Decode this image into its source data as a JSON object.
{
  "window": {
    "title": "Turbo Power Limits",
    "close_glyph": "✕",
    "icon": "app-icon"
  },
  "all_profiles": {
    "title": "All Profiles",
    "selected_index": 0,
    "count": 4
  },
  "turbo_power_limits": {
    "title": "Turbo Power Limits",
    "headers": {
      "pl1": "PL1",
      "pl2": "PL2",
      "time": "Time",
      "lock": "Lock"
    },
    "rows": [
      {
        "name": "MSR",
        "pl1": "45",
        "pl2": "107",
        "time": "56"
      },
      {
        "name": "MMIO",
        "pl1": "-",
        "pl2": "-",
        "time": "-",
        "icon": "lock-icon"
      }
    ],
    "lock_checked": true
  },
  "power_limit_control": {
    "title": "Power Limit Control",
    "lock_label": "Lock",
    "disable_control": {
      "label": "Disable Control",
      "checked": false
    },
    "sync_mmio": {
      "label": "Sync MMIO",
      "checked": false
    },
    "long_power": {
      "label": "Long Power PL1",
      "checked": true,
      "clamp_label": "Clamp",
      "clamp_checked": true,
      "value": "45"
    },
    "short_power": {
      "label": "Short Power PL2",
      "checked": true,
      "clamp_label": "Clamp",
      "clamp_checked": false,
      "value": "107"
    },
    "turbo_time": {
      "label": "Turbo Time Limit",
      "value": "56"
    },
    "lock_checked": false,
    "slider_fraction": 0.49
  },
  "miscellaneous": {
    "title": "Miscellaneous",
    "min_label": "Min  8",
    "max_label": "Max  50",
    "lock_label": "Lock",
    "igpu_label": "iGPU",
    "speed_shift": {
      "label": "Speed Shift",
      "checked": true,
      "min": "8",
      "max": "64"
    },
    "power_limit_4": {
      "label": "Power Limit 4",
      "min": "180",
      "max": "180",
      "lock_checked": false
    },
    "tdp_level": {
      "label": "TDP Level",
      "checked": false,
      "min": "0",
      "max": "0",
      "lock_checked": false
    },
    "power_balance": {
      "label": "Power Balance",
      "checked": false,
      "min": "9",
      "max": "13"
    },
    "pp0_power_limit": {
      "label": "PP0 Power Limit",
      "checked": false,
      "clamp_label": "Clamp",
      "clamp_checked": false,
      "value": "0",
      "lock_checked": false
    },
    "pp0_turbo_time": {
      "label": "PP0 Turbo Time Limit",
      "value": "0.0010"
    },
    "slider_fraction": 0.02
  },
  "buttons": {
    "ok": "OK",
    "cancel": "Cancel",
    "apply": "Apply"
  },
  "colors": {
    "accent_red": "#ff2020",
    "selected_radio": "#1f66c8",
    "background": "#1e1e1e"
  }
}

○ ○ ○ ○ ○

YOUR INSTRUCTIONS: Write out every record shown above, word for word.

RESPONSE:
Decode this image into its source data as a JSON object.
{
  "window": {
    "title": "Turbo Power Limits",
    "close_glyph": "✕",
    "icon": "app-icon"
  },
  "all_profiles": {
    "title": "All Profiles",
    "selected_index": 0,
    "count": 4
  },
  "turbo_power_limits": {
    "title": "Turbo Power Limits",
    "headers": {
      "pl1": "PL1",
      "pl2": "PL2",
      "time": "Time",
      "lock": "Lock"
    },
    "rows": [
      {
        "name": "MSR",
        "pl1": "45",
        "pl2": "107",
        "time": "56"
      },
      {
        "name": "MMIO",
        "pl1": "-",
        "pl2": "-",
        "time": "-",
        "icon": "lock-icon"
      }
    ],
    "lock_checked": true
  },
  "power_limit_control": {
    "title": "Power Limit Control",
    "lock_label": "Lock",
    "disable_control": {
      "label": "Disable Control",
      "checked": false
    },
    "sync_mmio": {
      "label": "Sync MMIO",
      "checked": false
    },
    "long_power": {
      "label": "Long Power PL1",
      "checked": true,
      "clamp_label": "Clamp",
      "clamp_checked": true,
      "value": "45"
    },
    "short_power": {
      "label": "Short Power PL2",
      "checked": true,
      "clamp_label": "Clamp",
      "clamp_checked": false,
      "value": "107"
    },
    "turbo_time": {
      "label": "Turbo Time Limit",
      "value": "56"
    },
    "lock_checked": false,
    "slider_fraction": 0.49
  },
  "miscellaneous": {
    "title": "Miscellaneous",
    "min_label": "Min  8",
    "max_label": "Max  50",
    "lock_label": "Lock",
    "igpu_label": "iGPU",
    "speed_shift": {
      "label": "Speed Shift",
      "checked": true,
      "min": "8",
      "max": "64"
    },
    "power_limit_4": {
      "label": "Power Limit 4",
      "min": "180",
      "max": "180",
      "lock_checked": false
    },
    "tdp_level": {
      "label": "TDP Level",
      "checked": false,
      "min": "0",
      "max": "0",
      "lock_checked": false
    },
    "power_balance": {
      "label": "Power Balance",
      "checked": false,
      "min": "9",
      "max": "13"
    },
    "pp0_power_limit": {
      "label": "PP0 Power Limit",
      "checked": false,
      "clamp_label": "Clamp",
      "clamp_checked": false,
      "value": "0",
      "lock_checked": false
    },
    "pp0_turbo_time": {
      "label": "PP0 Turbo Time Limit",
      "value": "0.0010"
    },
    "slider_fraction": 0.02
  },
  "buttons": {
    "ok": "OK",
    "cancel": "Cancel",
    "apply": "Apply"
  },
  "colors": {
    "accent_red": "#ff2020",
    "selected_radio": "#1f66c8",
    "background": "#1e1e1e"
  }
}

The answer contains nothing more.